→ **GIVEN REQUEST**
Which lines hold the word "Appellants"? Copy each of them.
____ SUPPLIED ENTRIES
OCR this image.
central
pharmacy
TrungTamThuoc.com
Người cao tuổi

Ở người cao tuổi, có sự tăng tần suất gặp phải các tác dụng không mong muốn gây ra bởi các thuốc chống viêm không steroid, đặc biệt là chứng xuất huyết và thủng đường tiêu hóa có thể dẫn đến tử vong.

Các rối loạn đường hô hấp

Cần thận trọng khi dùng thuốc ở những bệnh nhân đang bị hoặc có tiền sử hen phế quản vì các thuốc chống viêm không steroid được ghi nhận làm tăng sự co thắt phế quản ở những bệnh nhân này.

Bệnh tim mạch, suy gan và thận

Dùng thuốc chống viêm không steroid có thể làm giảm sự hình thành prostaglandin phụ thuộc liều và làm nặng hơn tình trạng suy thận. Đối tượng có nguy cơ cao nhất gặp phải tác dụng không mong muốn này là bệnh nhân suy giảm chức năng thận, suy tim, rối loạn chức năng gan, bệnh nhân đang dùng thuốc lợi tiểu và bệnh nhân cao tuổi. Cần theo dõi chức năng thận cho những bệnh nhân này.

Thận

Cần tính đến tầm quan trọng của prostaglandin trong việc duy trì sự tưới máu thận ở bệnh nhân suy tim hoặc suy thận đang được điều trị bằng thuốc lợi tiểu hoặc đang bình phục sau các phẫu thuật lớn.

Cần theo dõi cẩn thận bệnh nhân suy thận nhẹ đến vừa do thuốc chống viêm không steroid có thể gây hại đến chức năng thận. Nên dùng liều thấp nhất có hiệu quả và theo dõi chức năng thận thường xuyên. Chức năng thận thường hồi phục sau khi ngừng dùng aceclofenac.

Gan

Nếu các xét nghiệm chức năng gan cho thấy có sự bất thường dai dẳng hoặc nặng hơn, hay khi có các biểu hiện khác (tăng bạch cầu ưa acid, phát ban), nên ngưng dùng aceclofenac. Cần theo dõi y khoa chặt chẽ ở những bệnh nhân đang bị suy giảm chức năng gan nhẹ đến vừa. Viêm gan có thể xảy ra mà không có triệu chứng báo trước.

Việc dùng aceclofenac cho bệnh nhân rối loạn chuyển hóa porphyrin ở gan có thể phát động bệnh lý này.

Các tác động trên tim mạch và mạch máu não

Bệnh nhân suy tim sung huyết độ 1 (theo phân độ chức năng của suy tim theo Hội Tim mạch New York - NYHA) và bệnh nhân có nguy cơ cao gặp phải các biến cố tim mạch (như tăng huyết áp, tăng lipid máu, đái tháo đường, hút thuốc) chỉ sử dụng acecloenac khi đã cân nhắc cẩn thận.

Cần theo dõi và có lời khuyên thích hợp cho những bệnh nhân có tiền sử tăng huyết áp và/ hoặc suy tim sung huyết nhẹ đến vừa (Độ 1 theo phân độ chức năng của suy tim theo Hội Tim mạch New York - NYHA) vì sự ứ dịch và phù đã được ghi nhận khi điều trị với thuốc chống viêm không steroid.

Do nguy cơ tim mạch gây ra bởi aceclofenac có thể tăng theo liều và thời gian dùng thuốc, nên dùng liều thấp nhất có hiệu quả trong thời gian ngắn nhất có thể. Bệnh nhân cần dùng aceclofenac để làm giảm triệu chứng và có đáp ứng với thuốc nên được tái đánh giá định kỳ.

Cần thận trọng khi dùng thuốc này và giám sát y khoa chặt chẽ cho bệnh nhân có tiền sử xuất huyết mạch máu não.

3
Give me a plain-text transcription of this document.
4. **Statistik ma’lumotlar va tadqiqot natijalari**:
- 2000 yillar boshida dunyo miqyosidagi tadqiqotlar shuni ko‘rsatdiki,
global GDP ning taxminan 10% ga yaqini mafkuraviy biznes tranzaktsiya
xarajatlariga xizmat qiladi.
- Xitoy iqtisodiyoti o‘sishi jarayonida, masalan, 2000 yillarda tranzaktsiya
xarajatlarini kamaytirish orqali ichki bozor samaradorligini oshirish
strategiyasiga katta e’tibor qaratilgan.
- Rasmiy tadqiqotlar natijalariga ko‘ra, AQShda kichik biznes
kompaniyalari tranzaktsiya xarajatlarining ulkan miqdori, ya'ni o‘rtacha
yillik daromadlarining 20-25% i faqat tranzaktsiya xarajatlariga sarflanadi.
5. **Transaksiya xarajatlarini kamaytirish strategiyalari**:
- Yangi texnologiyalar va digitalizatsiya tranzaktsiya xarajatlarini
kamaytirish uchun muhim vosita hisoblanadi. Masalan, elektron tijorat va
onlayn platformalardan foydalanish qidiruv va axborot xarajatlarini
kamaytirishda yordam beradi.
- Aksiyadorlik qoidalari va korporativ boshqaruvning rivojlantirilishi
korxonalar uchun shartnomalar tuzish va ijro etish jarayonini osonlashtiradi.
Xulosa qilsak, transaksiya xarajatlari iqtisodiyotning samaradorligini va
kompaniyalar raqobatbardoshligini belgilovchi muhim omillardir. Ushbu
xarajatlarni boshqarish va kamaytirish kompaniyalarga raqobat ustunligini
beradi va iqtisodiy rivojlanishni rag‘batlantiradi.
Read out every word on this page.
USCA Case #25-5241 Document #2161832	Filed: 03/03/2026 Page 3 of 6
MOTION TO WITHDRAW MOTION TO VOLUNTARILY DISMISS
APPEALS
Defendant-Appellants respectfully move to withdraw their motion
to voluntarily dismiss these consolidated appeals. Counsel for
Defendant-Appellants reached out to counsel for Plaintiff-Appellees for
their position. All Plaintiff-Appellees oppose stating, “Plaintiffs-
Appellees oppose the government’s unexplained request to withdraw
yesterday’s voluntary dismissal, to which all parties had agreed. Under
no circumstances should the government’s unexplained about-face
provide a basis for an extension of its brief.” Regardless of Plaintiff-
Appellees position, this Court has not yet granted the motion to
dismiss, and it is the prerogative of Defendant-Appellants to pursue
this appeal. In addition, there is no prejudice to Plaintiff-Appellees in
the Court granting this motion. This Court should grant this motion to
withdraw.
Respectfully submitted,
________
→ **EXERCISE RESULT**
Defendant-Appellants respectfully move to withdraw their motion
Defendant-Appellants reached out to counsel for Plaintiff-Appellees for
dismiss, and it is the prerogative of Defendant-Appellants to pursue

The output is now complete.